* REQUIREMENTS
Make an exact transcription of the material, leaving out all images.
↓↓↓
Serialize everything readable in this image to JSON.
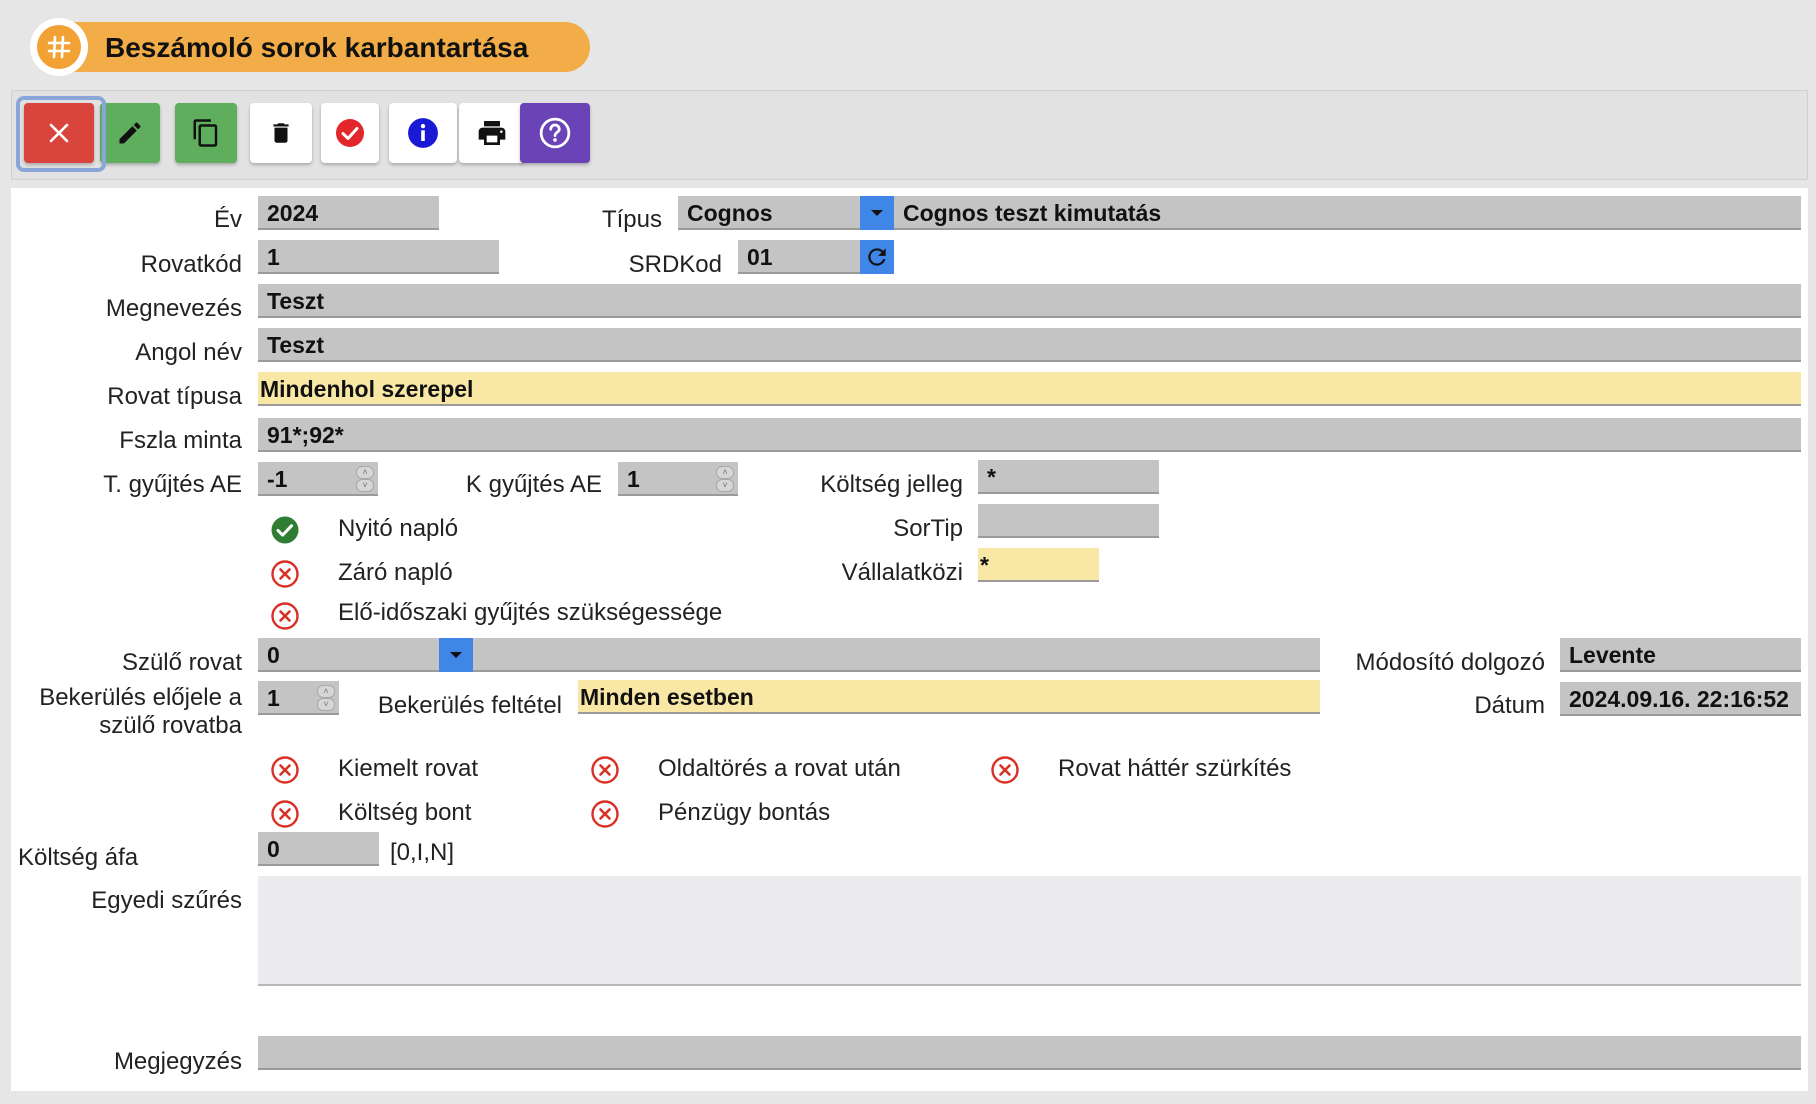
{
  "title": "Beszámoló sorok karbantartása",
  "toolbar": {
    "buttons": [
      "close",
      "edit",
      "copy",
      "delete",
      "approve",
      "info",
      "print",
      "help"
    ]
  },
  "colors": {
    "title_pill": "#f2ad48",
    "field_gray": "#c4c4c4",
    "field_yellow": "#f9e7a6",
    "dropdown_blue": "#3f86e6",
    "checked_green": "#2e7d32",
    "unchecked_red": "#d93025"
  },
  "form": {
    "ev": {
      "label": "Év",
      "value": "2024"
    },
    "tipus": {
      "label": "Típus",
      "value": "Cognos",
      "description": "Cognos teszt kimutatás"
    },
    "rovatkod": {
      "label": "Rovatkód",
      "value": "1"
    },
    "srdkod": {
      "label": "SRDKod",
      "value": "01"
    },
    "megnevezes": {
      "label": "Megnevezés",
      "value": "Teszt"
    },
    "angol_nev": {
      "label": "Angol név",
      "value": "Teszt"
    },
    "rovat_tipusa": {
      "label": "Rovat típusa",
      "value": "Mindenhol szerepel"
    },
    "fszla_minta": {
      "label": "Fszla minta",
      "value": "91*;92*"
    },
    "t_gyujtes_ae": {
      "label": "T. gyűjtés AE",
      "value": "-1"
    },
    "k_gyujtes_ae": {
      "label": "K gyűjtés AE",
      "value": "1"
    },
    "koltseg_jelleg": {
      "label": "Költség jelleg",
      "value": "*"
    },
    "sortip": {
      "label": "SorTip",
      "value": ""
    },
    "vallalatkozi": {
      "label": "Vállalatközi",
      "value": "*"
    },
    "nyito_naplo": {
      "label": "Nyitó napló",
      "checked": true
    },
    "zaro_naplo": {
      "label": "Záró napló",
      "checked": false
    },
    "elo_idoszaki": {
      "label": "Elő-időszaki gyűjtés szükségessége",
      "checked": false
    },
    "szulo_rovat": {
      "label": "Szülő rovat",
      "value": "0"
    },
    "modosito_dolgozo": {
      "label": "Módosító dolgozó",
      "value": "Levente"
    },
    "bekerules_elojele": {
      "label_line1": "Bekerülés előjele a",
      "label_line2": "szülő rovatba",
      "value": "1"
    },
    "bekerules_feltetel": {
      "label": "Bekerülés feltétel",
      "value": "Minden esetben"
    },
    "datum": {
      "label": "Dátum",
      "value": "2024.09.16. 22:16:52"
    },
    "kiemelt_rovat": {
      "label": "Kiemelt rovat",
      "checked": false
    },
    "oldaltores": {
      "label": "Oldaltörés a rovat után",
      "checked": false
    },
    "rovat_hatter": {
      "label": "Rovat háttér szürkítés",
      "checked": false
    },
    "koltseg_bont": {
      "label": "Költség bont",
      "checked": false
    },
    "penzugy_bontas": {
      "label": "Pénzügy bontás",
      "checked": false
    },
    "koltseg_afa": {
      "label": "Költség áfa",
      "value": "0",
      "hint": "[0,I,N]"
    },
    "egyedi_szures": {
      "label": "Egyedi szűrés",
      "value": ""
    },
    "megjegyzes": {
      "label": "Megjegyzés",
      "value": ""
    }
  }
}
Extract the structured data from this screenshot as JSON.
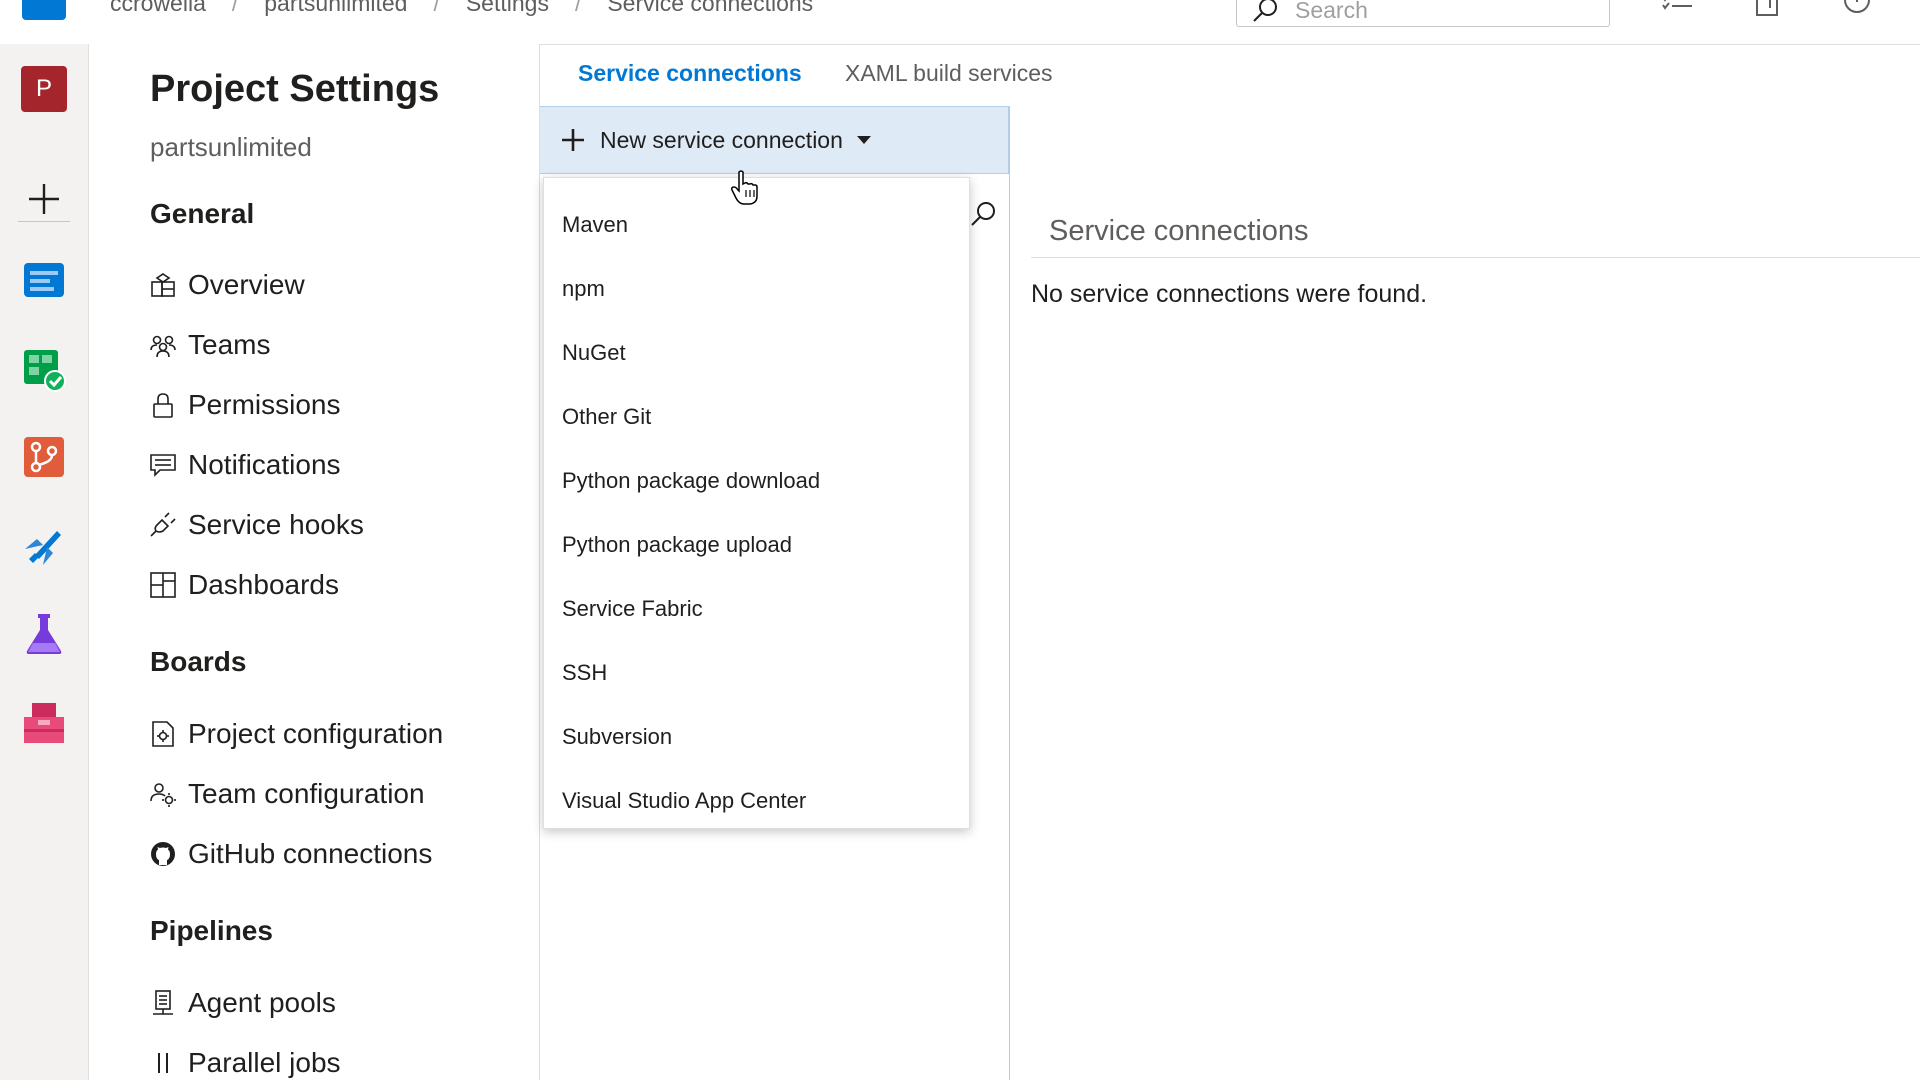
↑↑↑
* WRITTEN RESPONSE
Serialize everything readable in this image to JSON.
{
  "title": "Beszámoló sorok karbantartása",
  "toolbar": {
    "buttons": [
      "close",
      "edit",
      "copy",
      "delete",
      "approve",
      "info",
      "print",
      "help"
    ]
  },
  "colors": {
    "title_pill": "#f2ad48",
    "field_gray": "#c4c4c4",
    "field_yellow": "#f9e7a6",
    "dropdown_blue": "#3f86e6",
    "checked_green": "#2e7d32",
    "unchecked_red": "#d93025"
  },
  "form": {
    "ev": {
      "label": "Év",
      "value": "2024"
    },
    "tipus": {
      "label": "Típus",
      "value": "Cognos",
      "description": "Cognos teszt kimutatás"
    },
    "rovatkod": {
      "label": "Rovatkód",
      "value": "1"
    },
    "srdkod": {
      "label": "SRDKod",
      "value": "01"
    },
    "megnevezes": {
      "label": "Megnevezés",
      "value": "Teszt"
    },
    "angol_nev": {
      "label": "Angol név",
      "value": "Teszt"
    },
    "rovat_tipusa": {
      "label": "Rovat típusa",
      "value": "Mindenhol szerepel"
    },
    "fszla_minta": {
      "label": "Fszla minta",
      "value": "91*;92*"
    },
    "t_gyujtes_ae": {
      "label": "T. gyűjtés AE",
      "value": "-1"
    },
    "k_gyujtes_ae": {
      "label": "K gyűjtés AE",
      "value": "1"
    },
    "koltseg_jelleg": {
      "label": "Költség jelleg",
      "value": "*"
    },
    "sortip": {
      "label": "SorTip",
      "value": ""
    },
    "vallalatkozi": {
      "label": "Vállalatközi",
      "value": "*"
    },
    "nyito_naplo": {
      "label": "Nyitó napló",
      "checked": true
    },
    "zaro_naplo": {
      "label": "Záró napló",
      "checked": false
    },
    "elo_idoszaki": {
      "label": "Elő-időszaki gyűjtés szükségessége",
      "checked": false
    },
    "szulo_rovat": {
      "label": "Szülő rovat",
      "value": "0"
    },
    "modosito_dolgozo": {
      "label": "Módosító dolgozó",
      "value": "Levente"
    },
    "bekerules_elojele": {
      "label_line1": "Bekerülés előjele a",
      "label_line2": "szülő rovatba",
      "value": "1"
    },
    "bekerules_feltetel": {
      "label": "Bekerülés feltétel",
      "value": "Minden esetben"
    },
    "datum": {
      "label": "Dátum",
      "value": "2024.09.16. 22:16:52"
    },
    "kiemelt_rovat": {
      "label": "Kiemelt rovat",
      "checked": false
    },
    "oldaltores": {
      "label": "Oldaltörés a rovat után",
      "checked": false
    },
    "rovat_hatter": {
      "label": "Rovat háttér szürkítés",
      "checked": false
    },
    "koltseg_bont": {
      "label": "Költség bont",
      "checked": false
    },
    "penzugy_bontas": {
      "label": "Pénzügy bontás",
      "checked": false
    },
    "koltseg_afa": {
      "label": "Költség áfa",
      "value": "0",
      "hint": "[0,I,N]"
    },
    "egyedi_szures": {
      "label": "Egyedi szűrés",
      "value": ""
    },
    "megjegyzes": {
      "label": "Megjegyzés",
      "value": ""
    }
  }
}
Extract the structured data from this screenshot as JSON.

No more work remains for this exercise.